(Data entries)
===
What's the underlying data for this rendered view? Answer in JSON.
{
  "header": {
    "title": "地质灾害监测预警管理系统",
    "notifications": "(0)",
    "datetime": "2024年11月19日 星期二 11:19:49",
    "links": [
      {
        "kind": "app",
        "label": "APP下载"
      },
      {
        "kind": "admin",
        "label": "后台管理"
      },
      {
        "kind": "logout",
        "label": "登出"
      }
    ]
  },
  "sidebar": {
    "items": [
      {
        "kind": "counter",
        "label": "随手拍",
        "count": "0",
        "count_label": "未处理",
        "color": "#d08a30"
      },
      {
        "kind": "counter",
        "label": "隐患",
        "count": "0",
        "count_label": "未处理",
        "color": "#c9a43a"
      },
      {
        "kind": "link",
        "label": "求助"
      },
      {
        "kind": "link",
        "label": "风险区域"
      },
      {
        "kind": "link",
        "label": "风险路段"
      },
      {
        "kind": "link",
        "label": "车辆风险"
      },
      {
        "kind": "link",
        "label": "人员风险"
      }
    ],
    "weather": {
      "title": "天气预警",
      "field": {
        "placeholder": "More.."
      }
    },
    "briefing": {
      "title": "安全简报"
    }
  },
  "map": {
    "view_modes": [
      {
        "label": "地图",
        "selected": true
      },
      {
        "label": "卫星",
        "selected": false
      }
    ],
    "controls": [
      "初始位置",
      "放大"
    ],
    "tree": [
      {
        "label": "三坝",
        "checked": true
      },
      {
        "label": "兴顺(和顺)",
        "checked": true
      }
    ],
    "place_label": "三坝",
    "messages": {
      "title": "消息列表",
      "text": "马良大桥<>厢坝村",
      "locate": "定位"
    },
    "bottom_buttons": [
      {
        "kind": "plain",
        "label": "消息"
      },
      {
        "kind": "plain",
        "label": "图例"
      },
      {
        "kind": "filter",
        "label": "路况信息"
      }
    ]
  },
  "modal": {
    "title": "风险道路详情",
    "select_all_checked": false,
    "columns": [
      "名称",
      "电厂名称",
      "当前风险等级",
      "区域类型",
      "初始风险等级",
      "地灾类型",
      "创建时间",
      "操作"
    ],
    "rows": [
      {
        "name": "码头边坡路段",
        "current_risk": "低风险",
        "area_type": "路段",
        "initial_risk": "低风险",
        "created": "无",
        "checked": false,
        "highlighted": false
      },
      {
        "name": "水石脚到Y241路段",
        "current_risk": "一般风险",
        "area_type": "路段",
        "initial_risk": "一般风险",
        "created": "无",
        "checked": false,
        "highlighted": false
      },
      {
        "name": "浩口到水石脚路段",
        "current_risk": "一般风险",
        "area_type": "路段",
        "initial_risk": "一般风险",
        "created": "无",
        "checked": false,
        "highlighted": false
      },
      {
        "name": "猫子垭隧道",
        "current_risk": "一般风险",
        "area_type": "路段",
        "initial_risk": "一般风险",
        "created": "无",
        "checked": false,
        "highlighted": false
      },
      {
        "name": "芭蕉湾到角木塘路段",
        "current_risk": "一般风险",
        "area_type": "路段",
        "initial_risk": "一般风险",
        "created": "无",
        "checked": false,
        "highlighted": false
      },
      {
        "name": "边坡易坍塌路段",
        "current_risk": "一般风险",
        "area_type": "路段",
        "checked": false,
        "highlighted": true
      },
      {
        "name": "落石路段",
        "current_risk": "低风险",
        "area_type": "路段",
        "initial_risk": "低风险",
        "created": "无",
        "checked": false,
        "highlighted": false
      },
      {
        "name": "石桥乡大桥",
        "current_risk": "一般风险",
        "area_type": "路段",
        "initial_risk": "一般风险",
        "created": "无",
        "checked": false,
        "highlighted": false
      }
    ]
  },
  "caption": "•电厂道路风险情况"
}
===
PROBLEM REQUIREMENTS:
Give the complete listing a second time, exactly as it reads.

EXERCISE RESPONSE:
What's the underlying data for this rendered view? Answer in JSON.
{
  "header": {
    "title": "地质灾害监测预警管理系统",
    "notifications": "(0)",
    "datetime": "2024年11月19日 星期二 11:19:49",
    "links": [
      {
        "kind": "app",
        "label": "APP下载"
      },
      {
        "kind": "admin",
        "label": "后台管理"
      },
      {
        "kind": "logout",
        "label": "登出"
      }
    ]
  },
  "sidebar": {
    "items": [
      {
        "kind": "counter",
        "label": "随手拍",
        "count": "0",
        "count_label": "未处理",
        "color": "#d08a30"
      },
      {
        "kind": "counter",
        "label": "隐患",
        "count": "0",
        "count_label": "未处理",
        "color": "#c9a43a"
      },
      {
        "kind": "link",
        "label": "求助"
      },
      {
        "kind": "link",
        "label": "风险区域"
      },
      {
        "kind": "link",
        "label": "风险路段"
      },
      {
        "kind": "link",
        "label": "车辆风险"
      },
      {
        "kind": "link",
        "label": "人员风险"
      }
    ],
    "weather": {
      "title": "天气预警",
      "field": {
        "placeholder": "More.."
      }
    },
    "briefing": {
      "title": "安全简报"
    }
  },
  "map": {
    "view_modes": [
      {
        "label": "地图",
        "selected": true
      },
      {
        "label": "卫星",
        "selected": false
      }
    ],
    "controls": [
      "初始位置",
      "放大"
    ],
    "tree": [
      {
        "label": "三坝",
        "checked": true
      },
      {
        "label": "兴顺(和顺)",
        "checked": true
      }
    ],
    "place_label": "三坝",
    "messages": {
      "title": "消息列表",
      "text": "马良大桥<>厢坝村",
      "locate": "定位"
    },
    "bottom_buttons": [
      {
        "kind": "plain",
        "label": "消息"
      },
      {
        "kind": "plain",
        "label": "图例"
      },
      {
        "kind": "filter",
        "label": "路况信息"
      }
    ]
  },
  "modal": {
    "title": "风险道路详情",
    "select_all_checked": false,
    "columns": [
      "名称",
      "电厂名称",
      "当前风险等级",
      "区域类型",
      "初始风险等级",
      "地灾类型",
      "创建时间",
      "操作"
    ],
    "rows": [
      {
        "name": "码头边坡路段",
        "current_risk": "低风险",
        "area_type": "路段",
        "initial_risk": "低风险",
        "created": "无",
        "checked": false,
        "highlighted": false
      },
      {
        "name": "水石脚到Y241路段",
        "current_risk": "一般风险",
        "area_type": "路段",
        "initial_risk": "一般风险",
        "created": "无",
        "checked": false,
        "highlighted": false
      },
      {
        "name": "浩口到水石脚路段",
        "current_risk": "一般风险",
        "area_type": "路段",
        "initial_risk": "一般风险",
        "created": "无",
        "checked": false,
        "highlighted": false
      },
      {
        "name": "猫子垭隧道",
        "current_risk": "一般风险",
        "area_type": "路段",
        "initial_risk": "一般风险",
        "created": "无",
        "checked": false,
        "highlighted": false
      },
      {
        "name": "芭蕉湾到角木塘路段",
        "current_risk": "一般风险",
        "area_type": "路段",
        "initial_risk": "一般风险",
        "created": "无",
        "checked": false,
        "highlighted": false
      },
      {
        "name": "边坡易坍塌路段",
        "current_risk": "一般风险",
        "area_type": "路段",
        "checked": false,
        "highlighted": true
      },
      {
        "name": "落石路段",
        "current_risk": "低风险",
        "area_type": "路段",
        "initial_risk": "低风险",
        "created": "无",
        "checked": false,
        "highlighted": false
      },
      {
        "name": "石桥乡大桥",
        "current_risk": "一般风险",
        "area_type": "路段",
        "initial_risk": "一般风险",
        "created": "无",
        "checked": false,
        "highlighted": false
      }
    ]
  },
  "caption": "•电厂道路风险情况"
}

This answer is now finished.